EXERCISE INSTRUCTIONS :: Filter the records below down to lines containing "timeout".

:: INPUT DATA

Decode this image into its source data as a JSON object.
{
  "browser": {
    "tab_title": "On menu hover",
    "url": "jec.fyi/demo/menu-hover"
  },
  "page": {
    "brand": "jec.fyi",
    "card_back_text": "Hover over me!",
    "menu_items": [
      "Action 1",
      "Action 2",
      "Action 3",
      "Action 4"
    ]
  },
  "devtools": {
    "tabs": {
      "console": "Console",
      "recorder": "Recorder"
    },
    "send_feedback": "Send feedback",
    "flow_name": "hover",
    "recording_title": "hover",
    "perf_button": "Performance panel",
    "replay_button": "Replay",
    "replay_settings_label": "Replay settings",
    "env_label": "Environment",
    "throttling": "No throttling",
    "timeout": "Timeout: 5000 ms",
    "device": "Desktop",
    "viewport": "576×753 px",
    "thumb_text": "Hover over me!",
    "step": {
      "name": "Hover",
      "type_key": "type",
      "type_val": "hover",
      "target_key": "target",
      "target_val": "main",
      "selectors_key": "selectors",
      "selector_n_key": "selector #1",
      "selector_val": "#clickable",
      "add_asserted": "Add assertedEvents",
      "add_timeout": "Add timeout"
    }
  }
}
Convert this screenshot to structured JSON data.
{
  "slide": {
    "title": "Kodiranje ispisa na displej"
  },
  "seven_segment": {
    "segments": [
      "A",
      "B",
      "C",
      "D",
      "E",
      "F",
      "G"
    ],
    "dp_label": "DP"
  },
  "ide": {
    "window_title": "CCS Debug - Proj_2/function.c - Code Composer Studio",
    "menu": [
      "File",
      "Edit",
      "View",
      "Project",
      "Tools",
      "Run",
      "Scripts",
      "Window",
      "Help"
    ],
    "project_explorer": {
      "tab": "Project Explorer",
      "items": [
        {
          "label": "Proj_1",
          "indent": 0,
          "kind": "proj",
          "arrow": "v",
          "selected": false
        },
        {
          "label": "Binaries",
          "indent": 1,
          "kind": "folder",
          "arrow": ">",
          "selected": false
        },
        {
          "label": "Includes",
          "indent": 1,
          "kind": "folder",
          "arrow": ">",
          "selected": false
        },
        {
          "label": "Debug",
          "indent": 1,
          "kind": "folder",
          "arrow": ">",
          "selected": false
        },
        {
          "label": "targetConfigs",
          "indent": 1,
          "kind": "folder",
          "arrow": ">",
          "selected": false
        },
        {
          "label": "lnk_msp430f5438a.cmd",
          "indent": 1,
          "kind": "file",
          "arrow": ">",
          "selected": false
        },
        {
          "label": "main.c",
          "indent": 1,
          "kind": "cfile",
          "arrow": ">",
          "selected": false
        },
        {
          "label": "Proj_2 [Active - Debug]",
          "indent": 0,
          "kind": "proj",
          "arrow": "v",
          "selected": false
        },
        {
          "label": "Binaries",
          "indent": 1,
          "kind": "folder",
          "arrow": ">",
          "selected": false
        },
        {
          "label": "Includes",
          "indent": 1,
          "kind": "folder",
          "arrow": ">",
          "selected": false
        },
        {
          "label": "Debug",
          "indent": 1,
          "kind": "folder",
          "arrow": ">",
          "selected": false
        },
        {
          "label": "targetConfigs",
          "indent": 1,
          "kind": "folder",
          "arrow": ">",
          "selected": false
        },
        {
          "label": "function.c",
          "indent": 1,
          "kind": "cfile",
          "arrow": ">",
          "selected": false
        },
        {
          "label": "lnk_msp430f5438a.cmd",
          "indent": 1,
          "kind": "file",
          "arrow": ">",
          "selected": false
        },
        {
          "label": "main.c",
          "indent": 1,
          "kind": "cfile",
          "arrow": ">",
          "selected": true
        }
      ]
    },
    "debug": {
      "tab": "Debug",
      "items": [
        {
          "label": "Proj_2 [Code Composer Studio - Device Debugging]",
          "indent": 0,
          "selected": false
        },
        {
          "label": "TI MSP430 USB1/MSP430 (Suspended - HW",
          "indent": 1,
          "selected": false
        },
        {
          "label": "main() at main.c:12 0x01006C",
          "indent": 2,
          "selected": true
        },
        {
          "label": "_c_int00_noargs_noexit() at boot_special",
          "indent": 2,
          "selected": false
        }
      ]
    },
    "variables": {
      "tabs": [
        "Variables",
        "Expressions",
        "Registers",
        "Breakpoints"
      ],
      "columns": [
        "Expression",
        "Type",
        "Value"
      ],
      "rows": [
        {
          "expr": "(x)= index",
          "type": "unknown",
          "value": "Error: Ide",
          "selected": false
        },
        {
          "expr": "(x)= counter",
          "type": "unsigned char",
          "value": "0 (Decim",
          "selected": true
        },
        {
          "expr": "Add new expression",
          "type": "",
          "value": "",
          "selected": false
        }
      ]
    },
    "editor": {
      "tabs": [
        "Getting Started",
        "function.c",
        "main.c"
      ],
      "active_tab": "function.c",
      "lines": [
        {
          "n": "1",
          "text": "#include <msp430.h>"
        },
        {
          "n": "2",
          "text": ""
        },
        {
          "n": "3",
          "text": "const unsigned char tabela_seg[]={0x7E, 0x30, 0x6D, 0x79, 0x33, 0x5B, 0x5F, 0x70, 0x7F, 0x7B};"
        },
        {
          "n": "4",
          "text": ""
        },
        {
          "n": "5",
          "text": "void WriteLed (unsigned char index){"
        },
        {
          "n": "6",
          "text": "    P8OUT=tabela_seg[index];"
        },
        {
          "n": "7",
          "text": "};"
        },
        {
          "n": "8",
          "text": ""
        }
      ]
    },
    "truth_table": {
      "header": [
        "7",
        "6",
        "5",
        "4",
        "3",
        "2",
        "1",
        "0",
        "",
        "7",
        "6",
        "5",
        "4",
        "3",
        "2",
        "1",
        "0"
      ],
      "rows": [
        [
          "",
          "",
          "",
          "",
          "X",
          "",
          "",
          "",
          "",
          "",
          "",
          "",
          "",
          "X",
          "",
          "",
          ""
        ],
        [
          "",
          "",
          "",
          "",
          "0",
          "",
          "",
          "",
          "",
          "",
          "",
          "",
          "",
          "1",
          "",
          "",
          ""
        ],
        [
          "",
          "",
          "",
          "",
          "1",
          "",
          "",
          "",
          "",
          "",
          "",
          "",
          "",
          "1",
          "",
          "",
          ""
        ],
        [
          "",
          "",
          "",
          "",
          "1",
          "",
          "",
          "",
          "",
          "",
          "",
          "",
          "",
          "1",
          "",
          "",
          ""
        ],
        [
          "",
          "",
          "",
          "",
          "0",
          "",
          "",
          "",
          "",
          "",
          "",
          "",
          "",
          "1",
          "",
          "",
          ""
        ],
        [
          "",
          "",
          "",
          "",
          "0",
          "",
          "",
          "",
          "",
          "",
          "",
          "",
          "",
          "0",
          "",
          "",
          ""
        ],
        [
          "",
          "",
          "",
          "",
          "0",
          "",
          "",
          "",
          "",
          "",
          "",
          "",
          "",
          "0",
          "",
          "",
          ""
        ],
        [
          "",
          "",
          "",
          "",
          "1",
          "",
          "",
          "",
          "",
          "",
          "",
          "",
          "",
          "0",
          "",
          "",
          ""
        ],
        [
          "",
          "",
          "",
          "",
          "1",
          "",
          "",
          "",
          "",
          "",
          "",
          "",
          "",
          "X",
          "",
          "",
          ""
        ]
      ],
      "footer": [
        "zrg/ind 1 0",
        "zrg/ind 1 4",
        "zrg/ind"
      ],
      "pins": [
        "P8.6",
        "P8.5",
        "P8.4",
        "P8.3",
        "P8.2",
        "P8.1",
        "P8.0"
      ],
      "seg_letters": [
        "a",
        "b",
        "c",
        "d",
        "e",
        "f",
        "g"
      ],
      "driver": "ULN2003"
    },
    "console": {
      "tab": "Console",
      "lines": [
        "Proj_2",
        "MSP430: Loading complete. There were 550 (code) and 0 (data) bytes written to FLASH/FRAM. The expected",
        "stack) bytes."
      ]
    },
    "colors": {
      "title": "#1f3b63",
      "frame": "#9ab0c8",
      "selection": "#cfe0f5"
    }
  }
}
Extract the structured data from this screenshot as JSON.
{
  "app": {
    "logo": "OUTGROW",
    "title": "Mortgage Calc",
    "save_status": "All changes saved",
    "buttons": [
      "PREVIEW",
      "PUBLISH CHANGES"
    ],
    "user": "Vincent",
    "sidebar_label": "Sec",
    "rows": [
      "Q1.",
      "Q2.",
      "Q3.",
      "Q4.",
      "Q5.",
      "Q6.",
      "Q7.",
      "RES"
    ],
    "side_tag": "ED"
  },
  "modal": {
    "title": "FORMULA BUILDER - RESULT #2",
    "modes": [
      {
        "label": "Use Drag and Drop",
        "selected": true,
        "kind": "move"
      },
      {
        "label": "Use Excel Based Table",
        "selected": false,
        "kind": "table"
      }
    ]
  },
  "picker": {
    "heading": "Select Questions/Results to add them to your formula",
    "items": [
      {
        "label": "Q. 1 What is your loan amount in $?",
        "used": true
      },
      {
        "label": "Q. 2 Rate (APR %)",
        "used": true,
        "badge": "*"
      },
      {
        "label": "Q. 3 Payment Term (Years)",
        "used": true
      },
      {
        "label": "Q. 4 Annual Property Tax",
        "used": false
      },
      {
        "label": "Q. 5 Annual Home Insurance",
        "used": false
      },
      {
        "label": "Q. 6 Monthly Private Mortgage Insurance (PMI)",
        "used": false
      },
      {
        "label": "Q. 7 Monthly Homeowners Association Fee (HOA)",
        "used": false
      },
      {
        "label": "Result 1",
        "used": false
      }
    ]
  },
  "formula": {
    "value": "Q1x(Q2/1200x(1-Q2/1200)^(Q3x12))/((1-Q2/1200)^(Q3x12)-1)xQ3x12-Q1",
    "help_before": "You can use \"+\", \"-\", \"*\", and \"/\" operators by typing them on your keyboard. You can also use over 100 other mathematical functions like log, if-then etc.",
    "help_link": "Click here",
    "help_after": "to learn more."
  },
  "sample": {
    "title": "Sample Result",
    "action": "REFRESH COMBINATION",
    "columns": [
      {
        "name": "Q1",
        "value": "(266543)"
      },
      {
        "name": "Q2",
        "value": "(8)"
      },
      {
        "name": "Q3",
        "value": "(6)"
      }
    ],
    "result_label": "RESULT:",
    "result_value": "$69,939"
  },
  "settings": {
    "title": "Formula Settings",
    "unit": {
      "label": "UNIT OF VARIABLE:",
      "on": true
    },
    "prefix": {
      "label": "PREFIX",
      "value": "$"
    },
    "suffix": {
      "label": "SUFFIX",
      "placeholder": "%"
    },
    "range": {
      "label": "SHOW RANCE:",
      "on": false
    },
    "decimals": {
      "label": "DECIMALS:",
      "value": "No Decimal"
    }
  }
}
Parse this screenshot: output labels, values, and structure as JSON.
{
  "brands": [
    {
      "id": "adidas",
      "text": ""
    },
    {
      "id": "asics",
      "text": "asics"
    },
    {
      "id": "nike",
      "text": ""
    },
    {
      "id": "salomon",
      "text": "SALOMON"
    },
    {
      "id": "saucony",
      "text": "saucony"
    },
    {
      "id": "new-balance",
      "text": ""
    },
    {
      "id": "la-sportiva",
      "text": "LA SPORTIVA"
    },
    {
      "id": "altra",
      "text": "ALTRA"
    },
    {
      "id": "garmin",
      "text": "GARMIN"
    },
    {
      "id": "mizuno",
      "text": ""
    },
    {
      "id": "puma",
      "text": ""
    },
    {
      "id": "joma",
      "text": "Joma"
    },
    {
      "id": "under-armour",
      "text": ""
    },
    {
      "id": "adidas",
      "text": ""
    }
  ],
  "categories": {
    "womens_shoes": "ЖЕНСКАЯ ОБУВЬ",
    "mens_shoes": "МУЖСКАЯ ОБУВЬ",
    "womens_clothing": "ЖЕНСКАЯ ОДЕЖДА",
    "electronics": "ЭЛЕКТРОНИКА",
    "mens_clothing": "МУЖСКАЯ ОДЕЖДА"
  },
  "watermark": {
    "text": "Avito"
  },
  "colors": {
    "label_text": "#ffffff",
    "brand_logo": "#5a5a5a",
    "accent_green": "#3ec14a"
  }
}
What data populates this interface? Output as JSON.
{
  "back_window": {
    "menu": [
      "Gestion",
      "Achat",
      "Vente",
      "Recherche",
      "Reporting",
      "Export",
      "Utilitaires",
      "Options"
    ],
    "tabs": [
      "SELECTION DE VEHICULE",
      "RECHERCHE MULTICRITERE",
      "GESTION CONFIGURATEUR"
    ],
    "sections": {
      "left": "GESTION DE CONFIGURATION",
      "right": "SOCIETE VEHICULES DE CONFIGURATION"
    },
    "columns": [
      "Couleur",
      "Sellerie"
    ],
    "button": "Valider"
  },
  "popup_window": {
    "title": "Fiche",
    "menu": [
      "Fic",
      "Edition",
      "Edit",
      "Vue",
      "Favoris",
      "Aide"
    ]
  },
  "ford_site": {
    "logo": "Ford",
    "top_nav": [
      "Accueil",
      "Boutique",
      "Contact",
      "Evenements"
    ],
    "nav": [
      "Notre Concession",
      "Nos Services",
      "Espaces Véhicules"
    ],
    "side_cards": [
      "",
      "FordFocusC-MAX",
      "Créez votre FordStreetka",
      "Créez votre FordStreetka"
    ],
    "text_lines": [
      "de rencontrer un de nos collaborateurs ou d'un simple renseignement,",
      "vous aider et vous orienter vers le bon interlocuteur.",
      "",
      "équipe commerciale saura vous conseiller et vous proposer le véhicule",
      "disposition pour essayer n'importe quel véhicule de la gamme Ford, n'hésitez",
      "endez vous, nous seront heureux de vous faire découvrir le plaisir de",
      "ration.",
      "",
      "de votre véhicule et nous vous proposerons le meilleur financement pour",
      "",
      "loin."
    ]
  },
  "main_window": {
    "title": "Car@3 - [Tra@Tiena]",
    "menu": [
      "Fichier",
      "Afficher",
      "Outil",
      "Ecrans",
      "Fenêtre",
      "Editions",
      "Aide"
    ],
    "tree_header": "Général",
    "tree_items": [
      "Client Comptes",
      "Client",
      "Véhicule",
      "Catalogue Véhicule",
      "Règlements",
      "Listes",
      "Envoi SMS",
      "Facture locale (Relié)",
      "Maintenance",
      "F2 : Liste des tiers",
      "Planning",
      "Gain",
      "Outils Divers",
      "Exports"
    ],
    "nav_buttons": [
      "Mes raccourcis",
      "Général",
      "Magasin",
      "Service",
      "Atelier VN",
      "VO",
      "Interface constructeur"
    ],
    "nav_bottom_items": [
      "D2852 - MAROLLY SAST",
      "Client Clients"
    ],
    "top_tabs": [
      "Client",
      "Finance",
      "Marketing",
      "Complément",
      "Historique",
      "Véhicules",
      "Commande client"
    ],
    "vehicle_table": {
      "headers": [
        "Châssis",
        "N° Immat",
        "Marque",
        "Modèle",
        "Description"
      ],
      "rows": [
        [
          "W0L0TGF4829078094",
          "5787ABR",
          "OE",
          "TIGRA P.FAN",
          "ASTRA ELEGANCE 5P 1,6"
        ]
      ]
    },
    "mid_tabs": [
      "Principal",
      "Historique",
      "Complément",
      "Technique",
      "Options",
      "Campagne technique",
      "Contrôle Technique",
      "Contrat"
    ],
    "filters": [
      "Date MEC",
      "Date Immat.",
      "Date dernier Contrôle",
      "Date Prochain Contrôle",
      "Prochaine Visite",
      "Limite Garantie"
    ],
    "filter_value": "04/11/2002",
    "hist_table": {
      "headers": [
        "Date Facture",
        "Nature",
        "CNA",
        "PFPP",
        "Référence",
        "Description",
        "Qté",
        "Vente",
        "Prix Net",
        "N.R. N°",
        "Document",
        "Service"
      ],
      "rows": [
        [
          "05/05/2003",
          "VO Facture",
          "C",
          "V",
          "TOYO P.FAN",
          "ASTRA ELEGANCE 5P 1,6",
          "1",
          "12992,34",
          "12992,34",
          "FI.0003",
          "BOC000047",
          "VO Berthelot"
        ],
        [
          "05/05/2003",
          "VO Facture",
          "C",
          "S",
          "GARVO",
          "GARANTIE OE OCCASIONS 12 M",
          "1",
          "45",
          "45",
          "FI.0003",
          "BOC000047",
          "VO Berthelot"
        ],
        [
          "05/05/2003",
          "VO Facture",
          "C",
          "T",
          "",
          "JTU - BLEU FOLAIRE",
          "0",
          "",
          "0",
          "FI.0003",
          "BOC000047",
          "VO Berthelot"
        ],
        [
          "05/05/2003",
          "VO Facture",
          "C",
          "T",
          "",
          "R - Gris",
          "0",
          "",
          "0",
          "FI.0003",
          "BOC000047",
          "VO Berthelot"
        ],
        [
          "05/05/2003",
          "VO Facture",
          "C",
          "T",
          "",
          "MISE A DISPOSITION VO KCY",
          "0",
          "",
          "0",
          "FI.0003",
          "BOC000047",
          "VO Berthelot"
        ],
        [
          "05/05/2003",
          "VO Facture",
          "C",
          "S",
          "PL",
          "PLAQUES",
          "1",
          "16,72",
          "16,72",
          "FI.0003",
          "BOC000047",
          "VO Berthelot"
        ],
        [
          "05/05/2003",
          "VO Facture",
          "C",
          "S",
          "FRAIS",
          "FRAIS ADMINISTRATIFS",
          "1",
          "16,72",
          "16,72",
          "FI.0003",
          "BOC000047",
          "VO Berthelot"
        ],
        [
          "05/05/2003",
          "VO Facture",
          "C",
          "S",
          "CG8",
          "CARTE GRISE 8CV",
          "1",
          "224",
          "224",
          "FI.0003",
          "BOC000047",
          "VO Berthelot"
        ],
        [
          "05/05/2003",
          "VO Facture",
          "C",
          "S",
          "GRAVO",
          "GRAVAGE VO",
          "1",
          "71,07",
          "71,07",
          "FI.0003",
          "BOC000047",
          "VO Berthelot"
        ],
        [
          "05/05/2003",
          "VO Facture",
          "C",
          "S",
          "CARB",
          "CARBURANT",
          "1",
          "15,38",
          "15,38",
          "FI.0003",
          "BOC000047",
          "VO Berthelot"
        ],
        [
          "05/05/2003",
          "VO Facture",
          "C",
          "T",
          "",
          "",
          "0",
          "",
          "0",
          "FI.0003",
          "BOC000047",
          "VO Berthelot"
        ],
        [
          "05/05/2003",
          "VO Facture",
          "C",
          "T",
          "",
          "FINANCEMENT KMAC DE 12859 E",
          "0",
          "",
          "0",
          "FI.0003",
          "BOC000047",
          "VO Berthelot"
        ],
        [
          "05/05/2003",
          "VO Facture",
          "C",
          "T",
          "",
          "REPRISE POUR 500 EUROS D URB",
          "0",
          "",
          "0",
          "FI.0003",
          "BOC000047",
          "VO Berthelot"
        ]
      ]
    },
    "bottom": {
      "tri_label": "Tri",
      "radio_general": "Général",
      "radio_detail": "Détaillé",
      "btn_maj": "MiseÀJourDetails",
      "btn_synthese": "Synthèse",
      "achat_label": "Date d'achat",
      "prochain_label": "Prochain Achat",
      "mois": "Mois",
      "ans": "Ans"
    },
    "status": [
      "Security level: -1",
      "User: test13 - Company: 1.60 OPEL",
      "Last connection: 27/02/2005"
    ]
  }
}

::::

RESULT OF THE TASK ::
    "timeout": "Timeout: 5000 ms",
      "add_timeout": "Add timeout"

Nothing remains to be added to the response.